(TEXT Opens)
Projections indicate cannabis jobs will outnumber traditional trades

Marijuana Business Factbook 2017 reported the American cannabis industry has created more than 165,000 to 230,000 full-time and part-time jobs, outnumbering those in positions like chefs, commercial pilots, fishermen, and loggers.

This information contradicts earlier worries that the industry would cause more harm than good, while job growth is estimated by the Bureau of Labor Statistics to outgrow manufacturing and government jobs by 2020.

These numbers include retail employees, growers, labs, product distributors, and ancillary businesses that make up the cannabis industry’s workforce. The data was additionally compared to industry careers that show jobs like bakers, dental hygienists, massage therapists, and coal miners with lower worker counts than those in the legal cannabis industry.

In 2016, the legal cannabis market was estimated to be worth $7.2 billion and is projected to climb at a compound annual rate of 17 percent.

New Frontier Data projects the worth of the market to jump from $4.7 billion to $13.3 billion, while social cannabis sales are estimated to jump from $2.6 billion to $11.2 billion. These results are a projection from 2016 to 2020.

“We expect the cannabis industry’s growth to be slowed down to some degree in the next three to five years,” Giada Aguirre De Carcer, founder and CEO of New Frontier Data told Forbes.  

“However with projected total market sales to exceed $24 billion by 2025, and the possibility of almost 300,000 jobs by 2020, it remains a positive economic force in the U.S.” she added

In perspective, the majority of jobs in the legal cannabis industry are concentrated on smaller operations that normally need only a handful of employees.

With legalization happening state-by-state, cannabis corporations hiring large groups of people are still scarce until decriminalization takes place.
(TEXT Closes)
PROBLEM ▸ Set down the passage of the cannabis jobs article between "These numbers include" and "of 17 percent.", inclusive, without changing any wording.
(RECORDS Opens)
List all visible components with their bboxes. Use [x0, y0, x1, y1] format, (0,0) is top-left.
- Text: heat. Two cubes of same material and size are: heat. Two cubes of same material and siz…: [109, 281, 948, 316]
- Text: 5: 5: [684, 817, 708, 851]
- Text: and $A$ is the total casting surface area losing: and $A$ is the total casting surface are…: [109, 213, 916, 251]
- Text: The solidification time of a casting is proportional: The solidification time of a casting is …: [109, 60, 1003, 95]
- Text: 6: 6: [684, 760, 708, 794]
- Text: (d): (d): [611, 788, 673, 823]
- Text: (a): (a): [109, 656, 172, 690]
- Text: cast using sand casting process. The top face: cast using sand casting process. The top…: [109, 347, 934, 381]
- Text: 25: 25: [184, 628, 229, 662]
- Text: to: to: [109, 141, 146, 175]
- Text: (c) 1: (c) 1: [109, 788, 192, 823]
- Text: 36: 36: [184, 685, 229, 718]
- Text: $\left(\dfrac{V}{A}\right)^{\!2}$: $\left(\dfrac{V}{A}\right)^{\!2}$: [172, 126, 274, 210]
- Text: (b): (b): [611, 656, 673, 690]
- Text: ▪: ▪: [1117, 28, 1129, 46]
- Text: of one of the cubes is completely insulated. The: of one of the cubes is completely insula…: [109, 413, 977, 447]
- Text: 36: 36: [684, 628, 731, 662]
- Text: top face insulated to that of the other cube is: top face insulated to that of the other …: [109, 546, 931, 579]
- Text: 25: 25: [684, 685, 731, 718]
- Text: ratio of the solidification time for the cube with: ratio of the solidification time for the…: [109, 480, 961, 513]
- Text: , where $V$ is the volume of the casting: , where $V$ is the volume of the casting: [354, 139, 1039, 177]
(RECORDS Closes)
REPLY ▸
These numbers include retail employees, growers, labs, product distributors, and ancillary businesses that make up the cannabis industry’s workforce. The data was additionally compared to industry careers that show jobs like bakers, dental hygienists, massage therapists, and coal miners with lower worker counts than those in the legal cannabis industry.

In 2016, the legal cannabis market was estimated to be worth $7.2 billion and is projected to climb at a compound annual rate of 17 percent.